━━━━━ LISTING
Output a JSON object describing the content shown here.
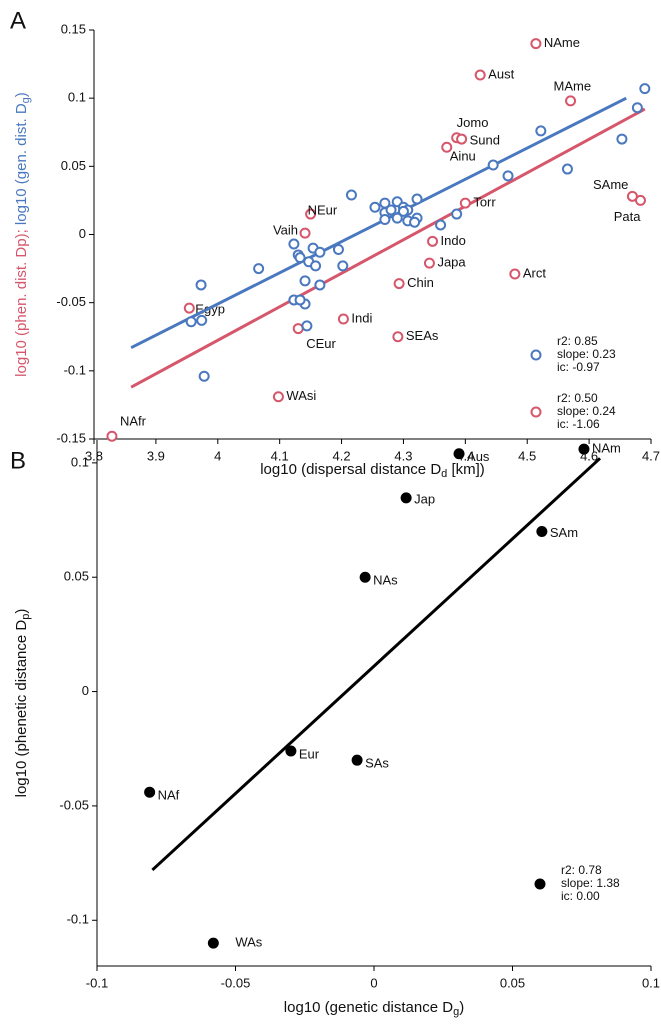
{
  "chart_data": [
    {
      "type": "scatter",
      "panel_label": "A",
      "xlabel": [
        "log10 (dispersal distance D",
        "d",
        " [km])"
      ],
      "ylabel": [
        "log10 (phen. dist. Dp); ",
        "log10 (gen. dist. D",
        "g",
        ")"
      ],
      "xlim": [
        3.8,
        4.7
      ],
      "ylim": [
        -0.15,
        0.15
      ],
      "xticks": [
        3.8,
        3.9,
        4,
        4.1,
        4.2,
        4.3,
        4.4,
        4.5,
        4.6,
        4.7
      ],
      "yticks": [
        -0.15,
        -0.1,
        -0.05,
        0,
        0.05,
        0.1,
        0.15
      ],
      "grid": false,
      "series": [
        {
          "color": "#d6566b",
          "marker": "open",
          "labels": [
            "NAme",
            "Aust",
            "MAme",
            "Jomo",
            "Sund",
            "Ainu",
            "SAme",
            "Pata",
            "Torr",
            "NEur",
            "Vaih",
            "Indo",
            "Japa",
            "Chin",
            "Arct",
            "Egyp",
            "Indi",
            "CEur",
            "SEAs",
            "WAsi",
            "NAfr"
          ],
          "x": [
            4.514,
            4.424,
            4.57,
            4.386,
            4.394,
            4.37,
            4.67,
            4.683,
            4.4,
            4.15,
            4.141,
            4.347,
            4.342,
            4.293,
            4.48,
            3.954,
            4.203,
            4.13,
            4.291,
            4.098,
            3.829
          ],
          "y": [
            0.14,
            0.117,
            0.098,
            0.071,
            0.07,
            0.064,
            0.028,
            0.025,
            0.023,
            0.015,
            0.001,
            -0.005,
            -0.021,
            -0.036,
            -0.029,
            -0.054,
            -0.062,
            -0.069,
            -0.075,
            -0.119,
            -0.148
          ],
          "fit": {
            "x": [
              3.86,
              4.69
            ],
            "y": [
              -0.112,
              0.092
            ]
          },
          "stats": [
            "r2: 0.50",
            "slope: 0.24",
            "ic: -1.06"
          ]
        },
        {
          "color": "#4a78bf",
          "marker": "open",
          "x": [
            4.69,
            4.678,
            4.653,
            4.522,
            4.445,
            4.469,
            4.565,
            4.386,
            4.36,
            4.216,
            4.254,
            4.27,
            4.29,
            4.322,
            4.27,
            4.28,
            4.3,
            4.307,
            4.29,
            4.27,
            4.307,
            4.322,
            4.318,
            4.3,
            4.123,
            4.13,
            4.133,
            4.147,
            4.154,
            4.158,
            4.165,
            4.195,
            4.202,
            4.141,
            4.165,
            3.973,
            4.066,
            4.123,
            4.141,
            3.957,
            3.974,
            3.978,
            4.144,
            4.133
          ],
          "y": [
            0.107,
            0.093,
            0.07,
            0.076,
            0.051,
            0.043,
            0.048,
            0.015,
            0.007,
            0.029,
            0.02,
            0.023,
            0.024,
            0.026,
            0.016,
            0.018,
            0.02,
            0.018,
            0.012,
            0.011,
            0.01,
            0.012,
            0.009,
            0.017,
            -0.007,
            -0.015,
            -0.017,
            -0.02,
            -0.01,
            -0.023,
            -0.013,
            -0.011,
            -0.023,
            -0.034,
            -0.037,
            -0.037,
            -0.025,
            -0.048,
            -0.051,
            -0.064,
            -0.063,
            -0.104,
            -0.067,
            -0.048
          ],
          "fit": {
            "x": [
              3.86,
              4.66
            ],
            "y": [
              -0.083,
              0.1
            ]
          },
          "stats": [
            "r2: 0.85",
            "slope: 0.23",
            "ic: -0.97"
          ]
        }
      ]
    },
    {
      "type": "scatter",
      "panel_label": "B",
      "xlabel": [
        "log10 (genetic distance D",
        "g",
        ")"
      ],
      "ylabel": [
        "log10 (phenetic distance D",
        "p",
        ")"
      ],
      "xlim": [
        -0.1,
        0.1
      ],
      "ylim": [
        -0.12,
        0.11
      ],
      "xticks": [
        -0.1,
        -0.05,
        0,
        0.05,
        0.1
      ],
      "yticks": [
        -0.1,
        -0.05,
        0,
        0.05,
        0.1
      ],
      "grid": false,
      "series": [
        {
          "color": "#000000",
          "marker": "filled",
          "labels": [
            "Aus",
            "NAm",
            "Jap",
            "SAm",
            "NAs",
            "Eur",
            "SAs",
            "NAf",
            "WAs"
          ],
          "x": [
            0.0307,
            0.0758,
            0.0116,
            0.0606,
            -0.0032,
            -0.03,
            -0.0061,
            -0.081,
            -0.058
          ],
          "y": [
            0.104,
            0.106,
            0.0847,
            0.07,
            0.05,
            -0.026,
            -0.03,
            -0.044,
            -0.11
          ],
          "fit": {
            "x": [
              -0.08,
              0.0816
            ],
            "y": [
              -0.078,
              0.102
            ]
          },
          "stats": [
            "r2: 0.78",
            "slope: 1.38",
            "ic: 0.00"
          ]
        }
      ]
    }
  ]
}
━━━━━━━━━━
◆ **PROBLEM TO SOLVE**:
Copy out every line of the material above exactly, skipping the pictures.

◆ **SOLUTION TO THIS TASK**:
Output a JSON object describing the content shown here.
{
  "chart_data": [
    {
      "type": "scatter",
      "panel_label": "A",
      "xlabel": [
        "log10 (dispersal distance D",
        "d",
        " [km])"
      ],
      "ylabel": [
        "log10 (phen. dist. Dp); ",
        "log10 (gen. dist. D",
        "g",
        ")"
      ],
      "xlim": [
        3.8,
        4.7
      ],
      "ylim": [
        -0.15,
        0.15
      ],
      "xticks": [
        3.8,
        3.9,
        4,
        4.1,
        4.2,
        4.3,
        4.4,
        4.5,
        4.6,
        4.7
      ],
      "yticks": [
        -0.15,
        -0.1,
        -0.05,
        0,
        0.05,
        0.1,
        0.15
      ],
      "grid": false,
      "series": [
        {
          "color": "#d6566b",
          "marker": "open",
          "labels": [
            "NAme",
            "Aust",
            "MAme",
            "Jomo",
            "Sund",
            "Ainu",
            "SAme",
            "Pata",
            "Torr",
            "NEur",
            "Vaih",
            "Indo",
            "Japa",
            "Chin",
            "Arct",
            "Egyp",
            "Indi",
            "CEur",
            "SEAs",
            "WAsi",
            "NAfr"
          ],
          "x": [
            4.514,
            4.424,
            4.57,
            4.386,
            4.394,
            4.37,
            4.67,
            4.683,
            4.4,
            4.15,
            4.141,
            4.347,
            4.342,
            4.293,
            4.48,
            3.954,
            4.203,
            4.13,
            4.291,
            4.098,
            3.829
          ],
          "y": [
            0.14,
            0.117,
            0.098,
            0.071,
            0.07,
            0.064,
            0.028,
            0.025,
            0.023,
            0.015,
            0.001,
            -0.005,
            -0.021,
            -0.036,
            -0.029,
            -0.054,
            -0.062,
            -0.069,
            -0.075,
            -0.119,
            -0.148
          ],
          "fit": {
            "x": [
              3.86,
              4.69
            ],
            "y": [
              -0.112,
              0.092
            ]
          },
          "stats": [
            "r2: 0.50",
            "slope: 0.24",
            "ic: -1.06"
          ]
        },
        {
          "color": "#4a78bf",
          "marker": "open",
          "x": [
            4.69,
            4.678,
            4.653,
            4.522,
            4.445,
            4.469,
            4.565,
            4.386,
            4.36,
            4.216,
            4.254,
            4.27,
            4.29,
            4.322,
            4.27,
            4.28,
            4.3,
            4.307,
            4.29,
            4.27,
            4.307,
            4.322,
            4.318,
            4.3,
            4.123,
            4.13,
            4.133,
            4.147,
            4.154,
            4.158,
            4.165,
            4.195,
            4.202,
            4.141,
            4.165,
            3.973,
            4.066,
            4.123,
            4.141,
            3.957,
            3.974,
            3.978,
            4.144,
            4.133
          ],
          "y": [
            0.107,
            0.093,
            0.07,
            0.076,
            0.051,
            0.043,
            0.048,
            0.015,
            0.007,
            0.029,
            0.02,
            0.023,
            0.024,
            0.026,
            0.016,
            0.018,
            0.02,
            0.018,
            0.012,
            0.011,
            0.01,
            0.012,
            0.009,
            0.017,
            -0.007,
            -0.015,
            -0.017,
            -0.02,
            -0.01,
            -0.023,
            -0.013,
            -0.011,
            -0.023,
            -0.034,
            -0.037,
            -0.037,
            -0.025,
            -0.048,
            -0.051,
            -0.064,
            -0.063,
            -0.104,
            -0.067,
            -0.048
          ],
          "fit": {
            "x": [
              3.86,
              4.66
            ],
            "y": [
              -0.083,
              0.1
            ]
          },
          "stats": [
            "r2: 0.85",
            "slope: 0.23",
            "ic: -0.97"
          ]
        }
      ]
    },
    {
      "type": "scatter",
      "panel_label": "B",
      "xlabel": [
        "log10 (genetic distance D",
        "g",
        ")"
      ],
      "ylabel": [
        "log10 (phenetic distance D",
        "p",
        ")"
      ],
      "xlim": [
        -0.1,
        0.1
      ],
      "ylim": [
        -0.12,
        0.11
      ],
      "xticks": [
        -0.1,
        -0.05,
        0,
        0.05,
        0.1
      ],
      "yticks": [
        -0.1,
        -0.05,
        0,
        0.05,
        0.1
      ],
      "grid": false,
      "series": [
        {
          "color": "#000000",
          "marker": "filled",
          "labels": [
            "Aus",
            "NAm",
            "Jap",
            "SAm",
            "NAs",
            "Eur",
            "SAs",
            "NAf",
            "WAs"
          ],
          "x": [
            0.0307,
            0.0758,
            0.0116,
            0.0606,
            -0.0032,
            -0.03,
            -0.0061,
            -0.081,
            -0.058
          ],
          "y": [
            0.104,
            0.106,
            0.0847,
            0.07,
            0.05,
            -0.026,
            -0.03,
            -0.044,
            -0.11
          ],
          "fit": {
            "x": [
              -0.08,
              0.0816
            ],
            "y": [
              -0.078,
              0.102
            ]
          },
          "stats": [
            "r2: 0.78",
            "slope: 1.38",
            "ic: 0.00"
          ]
        }
      ]
    }
  ]
}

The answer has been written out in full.